→ What the exercise asks
Below is a listing; reproduce each line of it exactly.

"""

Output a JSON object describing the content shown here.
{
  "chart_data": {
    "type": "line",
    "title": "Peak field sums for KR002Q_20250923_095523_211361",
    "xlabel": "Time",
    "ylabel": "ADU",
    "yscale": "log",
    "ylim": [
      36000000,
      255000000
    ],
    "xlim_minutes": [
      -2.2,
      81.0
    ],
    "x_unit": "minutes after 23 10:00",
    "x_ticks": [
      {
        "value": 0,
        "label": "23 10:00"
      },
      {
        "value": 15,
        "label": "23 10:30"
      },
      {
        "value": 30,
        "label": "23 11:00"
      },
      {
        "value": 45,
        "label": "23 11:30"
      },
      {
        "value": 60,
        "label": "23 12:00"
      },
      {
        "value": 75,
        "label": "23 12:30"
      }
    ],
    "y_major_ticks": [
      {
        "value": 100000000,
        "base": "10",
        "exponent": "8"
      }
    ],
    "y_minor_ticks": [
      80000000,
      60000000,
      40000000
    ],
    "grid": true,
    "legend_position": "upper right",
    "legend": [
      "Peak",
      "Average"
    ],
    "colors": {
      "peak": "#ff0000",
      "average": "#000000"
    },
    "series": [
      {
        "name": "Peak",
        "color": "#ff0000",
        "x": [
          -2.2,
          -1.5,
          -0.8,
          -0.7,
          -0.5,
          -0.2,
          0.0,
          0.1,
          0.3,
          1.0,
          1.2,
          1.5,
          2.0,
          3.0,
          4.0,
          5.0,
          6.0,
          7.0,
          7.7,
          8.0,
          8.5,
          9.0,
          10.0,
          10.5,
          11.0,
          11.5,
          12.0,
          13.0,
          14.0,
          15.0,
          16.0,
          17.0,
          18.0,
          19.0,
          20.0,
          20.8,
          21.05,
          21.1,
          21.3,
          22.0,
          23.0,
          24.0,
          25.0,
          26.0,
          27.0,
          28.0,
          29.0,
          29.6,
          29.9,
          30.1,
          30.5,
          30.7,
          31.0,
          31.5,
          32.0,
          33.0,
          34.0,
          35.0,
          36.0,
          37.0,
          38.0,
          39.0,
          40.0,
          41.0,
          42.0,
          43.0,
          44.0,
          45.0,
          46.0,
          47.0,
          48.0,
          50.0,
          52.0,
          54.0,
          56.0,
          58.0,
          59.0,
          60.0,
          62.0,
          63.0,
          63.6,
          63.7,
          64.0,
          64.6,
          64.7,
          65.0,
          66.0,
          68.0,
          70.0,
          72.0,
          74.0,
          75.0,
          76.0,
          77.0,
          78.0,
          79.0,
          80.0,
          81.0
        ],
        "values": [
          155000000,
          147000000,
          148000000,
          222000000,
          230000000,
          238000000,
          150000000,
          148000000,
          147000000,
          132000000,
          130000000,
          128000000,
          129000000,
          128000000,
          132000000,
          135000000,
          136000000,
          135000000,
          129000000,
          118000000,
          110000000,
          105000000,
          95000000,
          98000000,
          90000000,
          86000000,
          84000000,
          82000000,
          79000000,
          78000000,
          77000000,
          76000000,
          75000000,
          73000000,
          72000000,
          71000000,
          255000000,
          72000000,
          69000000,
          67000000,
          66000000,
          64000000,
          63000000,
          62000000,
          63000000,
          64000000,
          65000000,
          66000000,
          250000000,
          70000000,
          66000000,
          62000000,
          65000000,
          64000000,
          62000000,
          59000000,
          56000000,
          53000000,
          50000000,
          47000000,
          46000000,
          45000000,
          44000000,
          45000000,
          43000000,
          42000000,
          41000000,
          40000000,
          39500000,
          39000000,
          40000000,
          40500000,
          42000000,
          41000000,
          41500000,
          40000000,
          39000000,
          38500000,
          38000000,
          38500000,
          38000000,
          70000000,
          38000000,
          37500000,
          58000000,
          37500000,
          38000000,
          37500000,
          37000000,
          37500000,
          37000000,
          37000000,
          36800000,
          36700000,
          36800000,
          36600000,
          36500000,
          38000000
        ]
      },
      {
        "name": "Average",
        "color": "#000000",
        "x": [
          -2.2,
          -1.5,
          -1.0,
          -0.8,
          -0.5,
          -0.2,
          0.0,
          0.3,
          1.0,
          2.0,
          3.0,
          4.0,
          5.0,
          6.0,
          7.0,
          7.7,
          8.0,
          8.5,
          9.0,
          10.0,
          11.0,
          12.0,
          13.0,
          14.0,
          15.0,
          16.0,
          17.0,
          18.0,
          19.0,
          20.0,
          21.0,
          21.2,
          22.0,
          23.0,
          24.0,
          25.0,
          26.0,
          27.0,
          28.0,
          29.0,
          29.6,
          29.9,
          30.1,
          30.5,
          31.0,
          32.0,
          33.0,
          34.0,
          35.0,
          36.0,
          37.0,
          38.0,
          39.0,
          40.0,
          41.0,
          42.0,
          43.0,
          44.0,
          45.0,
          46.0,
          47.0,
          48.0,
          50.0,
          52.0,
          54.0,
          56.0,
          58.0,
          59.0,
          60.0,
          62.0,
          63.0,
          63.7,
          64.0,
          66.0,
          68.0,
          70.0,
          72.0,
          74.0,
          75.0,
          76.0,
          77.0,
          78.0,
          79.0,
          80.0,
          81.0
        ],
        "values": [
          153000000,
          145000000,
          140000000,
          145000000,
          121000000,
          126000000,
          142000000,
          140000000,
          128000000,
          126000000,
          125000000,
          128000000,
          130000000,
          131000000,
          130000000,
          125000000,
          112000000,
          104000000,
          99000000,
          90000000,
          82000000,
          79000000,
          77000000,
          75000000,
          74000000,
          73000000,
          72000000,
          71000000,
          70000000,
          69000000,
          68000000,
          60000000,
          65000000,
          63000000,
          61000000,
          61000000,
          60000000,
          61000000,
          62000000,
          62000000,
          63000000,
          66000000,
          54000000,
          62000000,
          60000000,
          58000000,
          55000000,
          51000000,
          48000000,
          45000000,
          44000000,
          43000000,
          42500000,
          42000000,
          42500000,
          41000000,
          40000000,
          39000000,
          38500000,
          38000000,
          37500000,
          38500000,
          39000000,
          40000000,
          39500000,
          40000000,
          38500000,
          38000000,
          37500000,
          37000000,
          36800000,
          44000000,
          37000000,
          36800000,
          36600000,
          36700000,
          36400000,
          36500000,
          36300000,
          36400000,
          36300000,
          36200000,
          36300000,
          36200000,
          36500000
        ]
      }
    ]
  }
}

"""

→ Answer to the exercise
Output a JSON object describing the content shown here.
{
  "chart_data": {
    "type": "line",
    "title": "Peak field sums for KR002Q_20250923_095523_211361",
    "xlabel": "Time",
    "ylabel": "ADU",
    "yscale": "log",
    "ylim": [
      36000000,
      255000000
    ],
    "xlim_minutes": [
      -2.2,
      81.0
    ],
    "x_unit": "minutes after 23 10:00",
    "x_ticks": [
      {
        "value": 0,
        "label": "23 10:00"
      },
      {
        "value": 15,
        "label": "23 10:30"
      },
      {
        "value": 30,
        "label": "23 11:00"
      },
      {
        "value": 45,
        "label": "23 11:30"
      },
      {
        "value": 60,
        "label": "23 12:00"
      },
      {
        "value": 75,
        "label": "23 12:30"
      }
    ],
    "y_major_ticks": [
      {
        "value": 100000000,
        "base": "10",
        "exponent": "8"
      }
    ],
    "y_minor_ticks": [
      80000000,
      60000000,
      40000000
    ],
    "grid": true,
    "legend_position": "upper right",
    "legend": [
      "Peak",
      "Average"
    ],
    "colors": {
      "peak": "#ff0000",
      "average": "#000000"
    },
    "series": [
      {
        "name": "Peak",
        "color": "#ff0000",
        "x": [
          -2.2,
          -1.5,
          -0.8,
          -0.7,
          -0.5,
          -0.2,
          0.0,
          0.1,
          0.3,
          1.0,
          1.2,
          1.5,
          2.0,
          3.0,
          4.0,
          5.0,
          6.0,
          7.0,
          7.7,
          8.0,
          8.5,
          9.0,
          10.0,
          10.5,
          11.0,
          11.5,
          12.0,
          13.0,
          14.0,
          15.0,
          16.0,
          17.0,
          18.0,
          19.0,
          20.0,
          20.8,
          21.05,
          21.1,
          21.3,
          22.0,
          23.0,
          24.0,
          25.0,
          26.0,
          27.0,
          28.0,
          29.0,
          29.6,
          29.9,
          30.1,
          30.5,
          30.7,
          31.0,
          31.5,
          32.0,
          33.0,
          34.0,
          35.0,
          36.0,
          37.0,
          38.0,
          39.0,
          40.0,
          41.0,
          42.0,
          43.0,
          44.0,
          45.0,
          46.0,
          47.0,
          48.0,
          50.0,
          52.0,
          54.0,
          56.0,
          58.0,
          59.0,
          60.0,
          62.0,
          63.0,
          63.6,
          63.7,
          64.0,
          64.6,
          64.7,
          65.0,
          66.0,
          68.0,
          70.0,
          72.0,
          74.0,
          75.0,
          76.0,
          77.0,
          78.0,
          79.0,
          80.0,
          81.0
        ],
        "values": [
          155000000,
          147000000,
          148000000,
          222000000,
          230000000,
          238000000,
          150000000,
          148000000,
          147000000,
          132000000,
          130000000,
          128000000,
          129000000,
          128000000,
          132000000,
          135000000,
          136000000,
          135000000,
          129000000,
          118000000,
          110000000,
          105000000,
          95000000,
          98000000,
          90000000,
          86000000,
          84000000,
          82000000,
          79000000,
          78000000,
          77000000,
          76000000,
          75000000,
          73000000,
          72000000,
          71000000,
          255000000,
          72000000,
          69000000,
          67000000,
          66000000,
          64000000,
          63000000,
          62000000,
          63000000,
          64000000,
          65000000,
          66000000,
          250000000,
          70000000,
          66000000,
          62000000,
          65000000,
          64000000,
          62000000,
          59000000,
          56000000,
          53000000,
          50000000,
          47000000,
          46000000,
          45000000,
          44000000,
          45000000,
          43000000,
          42000000,
          41000000,
          40000000,
          39500000,
          39000000,
          40000000,
          40500000,
          42000000,
          41000000,
          41500000,
          40000000,
          39000000,
          38500000,
          38000000,
          38500000,
          38000000,
          70000000,
          38000000,
          37500000,
          58000000,
          37500000,
          38000000,
          37500000,
          37000000,
          37500000,
          37000000,
          37000000,
          36800000,
          36700000,
          36800000,
          36600000,
          36500000,
          38000000
        ]
      },
      {
        "name": "Average",
        "color": "#000000",
        "x": [
          -2.2,
          -1.5,
          -1.0,
          -0.8,
          -0.5,
          -0.2,
          0.0,
          0.3,
          1.0,
          2.0,
          3.0,
          4.0,
          5.0,
          6.0,
          7.0,
          7.7,
          8.0,
          8.5,
          9.0,
          10.0,
          11.0,
          12.0,
          13.0,
          14.0,
          15.0,
          16.0,
          17.0,
          18.0,
          19.0,
          20.0,
          21.0,
          21.2,
          22.0,
          23.0,
          24.0,
          25.0,
          26.0,
          27.0,
          28.0,
          29.0,
          29.6,
          29.9,
          30.1,
          30.5,
          31.0,
          32.0,
          33.0,
          34.0,
          35.0,
          36.0,
          37.0,
          38.0,
          39.0,
          40.0,
          41.0,
          42.0,
          43.0,
          44.0,
          45.0,
          46.0,
          47.0,
          48.0,
          50.0,
          52.0,
          54.0,
          56.0,
          58.0,
          59.0,
          60.0,
          62.0,
          63.0,
          63.7,
          64.0,
          66.0,
          68.0,
          70.0,
          72.0,
          74.0,
          75.0,
          76.0,
          77.0,
          78.0,
          79.0,
          80.0,
          81.0
        ],
        "values": [
          153000000,
          145000000,
          140000000,
          145000000,
          121000000,
          126000000,
          142000000,
          140000000,
          128000000,
          126000000,
          125000000,
          128000000,
          130000000,
          131000000,
          130000000,
          125000000,
          112000000,
          104000000,
          99000000,
          90000000,
          82000000,
          79000000,
          77000000,
          75000000,
          74000000,
          73000000,
          72000000,
          71000000,
          70000000,
          69000000,
          68000000,
          60000000,
          65000000,
          63000000,
          61000000,
          61000000,
          60000000,
          61000000,
          62000000,
          62000000,
          63000000,
          66000000,
          54000000,
          62000000,
          60000000,
          58000000,
          55000000,
          51000000,
          48000000,
          45000000,
          44000000,
          43000000,
          42500000,
          42000000,
          42500000,
          41000000,
          40000000,
          39000000,
          38500000,
          38000000,
          37500000,
          38500000,
          39000000,
          40000000,
          39500000,
          40000000,
          38500000,
          38000000,
          37500000,
          37000000,
          36800000,
          44000000,
          37000000,
          36800000,
          36600000,
          36700000,
          36400000,
          36500000,
          36300000,
          36400000,
          36300000,
          36200000,
          36300000,
          36200000,
          36500000
        ]
      }
    ]
  }
}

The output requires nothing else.